> Records for this exercise:
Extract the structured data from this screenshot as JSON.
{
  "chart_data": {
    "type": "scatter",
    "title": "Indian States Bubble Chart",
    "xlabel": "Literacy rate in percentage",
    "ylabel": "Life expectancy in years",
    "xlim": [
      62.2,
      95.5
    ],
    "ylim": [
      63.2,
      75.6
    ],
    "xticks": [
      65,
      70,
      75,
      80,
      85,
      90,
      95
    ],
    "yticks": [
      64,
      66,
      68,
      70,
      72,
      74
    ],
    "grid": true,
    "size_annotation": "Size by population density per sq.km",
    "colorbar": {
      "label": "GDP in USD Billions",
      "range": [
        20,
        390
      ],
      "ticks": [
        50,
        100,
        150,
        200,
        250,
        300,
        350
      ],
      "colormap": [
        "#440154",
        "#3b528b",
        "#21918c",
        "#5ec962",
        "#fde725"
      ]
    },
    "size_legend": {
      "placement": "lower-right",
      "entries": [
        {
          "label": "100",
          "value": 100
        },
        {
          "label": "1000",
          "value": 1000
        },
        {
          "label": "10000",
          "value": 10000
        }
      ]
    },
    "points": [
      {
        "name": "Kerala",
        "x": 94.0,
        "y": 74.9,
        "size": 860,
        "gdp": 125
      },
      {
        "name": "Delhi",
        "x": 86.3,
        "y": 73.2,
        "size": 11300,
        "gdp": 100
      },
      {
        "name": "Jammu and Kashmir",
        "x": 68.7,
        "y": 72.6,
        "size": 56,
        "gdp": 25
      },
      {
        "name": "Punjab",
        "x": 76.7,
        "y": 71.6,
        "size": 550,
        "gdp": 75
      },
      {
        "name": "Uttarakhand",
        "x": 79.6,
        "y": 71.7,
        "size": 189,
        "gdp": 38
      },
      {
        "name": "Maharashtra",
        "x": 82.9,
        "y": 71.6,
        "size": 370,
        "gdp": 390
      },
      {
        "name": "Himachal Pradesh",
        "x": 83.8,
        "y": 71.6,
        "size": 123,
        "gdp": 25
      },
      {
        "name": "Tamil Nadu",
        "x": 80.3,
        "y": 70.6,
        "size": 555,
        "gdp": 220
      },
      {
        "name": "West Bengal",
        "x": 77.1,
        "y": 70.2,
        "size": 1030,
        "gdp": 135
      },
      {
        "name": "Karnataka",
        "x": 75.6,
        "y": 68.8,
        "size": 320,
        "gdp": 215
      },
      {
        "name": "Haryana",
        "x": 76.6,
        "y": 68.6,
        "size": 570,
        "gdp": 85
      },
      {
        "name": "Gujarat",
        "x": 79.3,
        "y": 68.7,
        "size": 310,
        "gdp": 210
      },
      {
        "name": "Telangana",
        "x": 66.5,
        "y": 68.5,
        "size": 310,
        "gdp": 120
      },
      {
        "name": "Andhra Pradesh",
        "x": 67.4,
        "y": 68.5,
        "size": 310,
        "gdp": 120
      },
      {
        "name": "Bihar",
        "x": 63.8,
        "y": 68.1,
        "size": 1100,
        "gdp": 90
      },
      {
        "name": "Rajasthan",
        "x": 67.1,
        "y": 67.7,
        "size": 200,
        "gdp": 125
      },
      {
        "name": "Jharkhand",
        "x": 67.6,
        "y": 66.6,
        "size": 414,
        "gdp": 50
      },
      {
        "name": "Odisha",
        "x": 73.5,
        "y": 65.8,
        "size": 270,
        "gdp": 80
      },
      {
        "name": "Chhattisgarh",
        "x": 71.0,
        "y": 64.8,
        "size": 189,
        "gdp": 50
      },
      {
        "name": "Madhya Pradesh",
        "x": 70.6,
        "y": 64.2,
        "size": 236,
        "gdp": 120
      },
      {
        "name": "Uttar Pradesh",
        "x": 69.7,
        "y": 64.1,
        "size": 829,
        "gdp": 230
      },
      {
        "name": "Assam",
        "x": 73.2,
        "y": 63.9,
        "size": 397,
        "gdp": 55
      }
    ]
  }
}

==

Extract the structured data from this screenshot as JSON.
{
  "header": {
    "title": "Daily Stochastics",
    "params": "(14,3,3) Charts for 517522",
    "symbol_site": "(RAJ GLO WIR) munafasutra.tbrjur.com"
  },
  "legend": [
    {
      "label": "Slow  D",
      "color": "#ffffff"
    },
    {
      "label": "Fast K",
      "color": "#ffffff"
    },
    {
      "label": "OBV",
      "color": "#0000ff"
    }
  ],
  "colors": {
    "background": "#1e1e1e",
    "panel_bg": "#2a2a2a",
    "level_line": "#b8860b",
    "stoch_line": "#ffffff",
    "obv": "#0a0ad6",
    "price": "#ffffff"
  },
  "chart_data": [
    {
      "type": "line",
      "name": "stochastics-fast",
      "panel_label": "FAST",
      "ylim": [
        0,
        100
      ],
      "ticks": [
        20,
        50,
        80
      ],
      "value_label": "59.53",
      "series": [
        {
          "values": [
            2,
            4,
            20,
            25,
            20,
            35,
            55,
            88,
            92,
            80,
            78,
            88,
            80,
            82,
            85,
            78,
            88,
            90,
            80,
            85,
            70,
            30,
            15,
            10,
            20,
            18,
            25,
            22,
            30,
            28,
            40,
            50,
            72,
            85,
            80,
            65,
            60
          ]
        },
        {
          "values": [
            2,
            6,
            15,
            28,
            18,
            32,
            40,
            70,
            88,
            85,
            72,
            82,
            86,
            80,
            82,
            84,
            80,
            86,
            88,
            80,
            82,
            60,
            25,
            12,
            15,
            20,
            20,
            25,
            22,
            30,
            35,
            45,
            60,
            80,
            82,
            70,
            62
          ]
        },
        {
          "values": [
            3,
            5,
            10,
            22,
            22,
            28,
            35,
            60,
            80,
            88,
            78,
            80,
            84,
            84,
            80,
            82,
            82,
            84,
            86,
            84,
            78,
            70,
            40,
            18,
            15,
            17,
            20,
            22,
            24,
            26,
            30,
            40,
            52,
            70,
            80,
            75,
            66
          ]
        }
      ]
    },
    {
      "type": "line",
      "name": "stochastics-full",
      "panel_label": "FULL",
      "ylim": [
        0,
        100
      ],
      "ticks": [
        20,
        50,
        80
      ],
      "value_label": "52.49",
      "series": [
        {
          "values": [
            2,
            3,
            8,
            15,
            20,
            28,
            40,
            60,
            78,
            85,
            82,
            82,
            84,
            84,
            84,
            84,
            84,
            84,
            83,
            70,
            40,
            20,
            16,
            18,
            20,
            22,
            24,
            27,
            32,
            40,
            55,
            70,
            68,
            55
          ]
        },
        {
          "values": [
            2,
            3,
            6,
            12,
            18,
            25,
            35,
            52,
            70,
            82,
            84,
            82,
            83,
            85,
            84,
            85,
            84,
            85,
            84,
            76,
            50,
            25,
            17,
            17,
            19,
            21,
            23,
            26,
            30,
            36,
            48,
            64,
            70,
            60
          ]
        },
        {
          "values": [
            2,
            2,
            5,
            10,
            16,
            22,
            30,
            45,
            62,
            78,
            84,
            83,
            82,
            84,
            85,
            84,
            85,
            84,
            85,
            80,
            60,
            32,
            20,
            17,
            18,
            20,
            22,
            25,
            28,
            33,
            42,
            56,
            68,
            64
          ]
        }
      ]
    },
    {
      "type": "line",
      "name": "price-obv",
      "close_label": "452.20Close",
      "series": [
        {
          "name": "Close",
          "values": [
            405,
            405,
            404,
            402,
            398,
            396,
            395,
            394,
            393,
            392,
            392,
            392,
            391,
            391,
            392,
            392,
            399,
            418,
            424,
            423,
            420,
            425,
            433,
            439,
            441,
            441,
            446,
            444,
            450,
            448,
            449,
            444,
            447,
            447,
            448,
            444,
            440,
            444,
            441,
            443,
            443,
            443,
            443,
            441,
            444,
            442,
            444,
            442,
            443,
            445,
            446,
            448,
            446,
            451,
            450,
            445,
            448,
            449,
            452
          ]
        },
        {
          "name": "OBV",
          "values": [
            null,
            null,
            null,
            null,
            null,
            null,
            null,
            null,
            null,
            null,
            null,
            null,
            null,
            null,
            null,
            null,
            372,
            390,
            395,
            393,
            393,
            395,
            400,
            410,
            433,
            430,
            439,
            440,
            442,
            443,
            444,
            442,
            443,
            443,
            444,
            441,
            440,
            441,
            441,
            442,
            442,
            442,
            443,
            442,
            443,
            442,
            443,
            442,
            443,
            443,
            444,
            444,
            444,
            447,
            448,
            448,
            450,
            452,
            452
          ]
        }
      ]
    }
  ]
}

> The request:
Select the lines in this material that hold the word "ffffff", leaving none out.

> Solution to this problem:
      "color": "#ffffff"
      "color": "#ffffff"
    "stoch_line": "#ffffff",
    "price": "#ffffff"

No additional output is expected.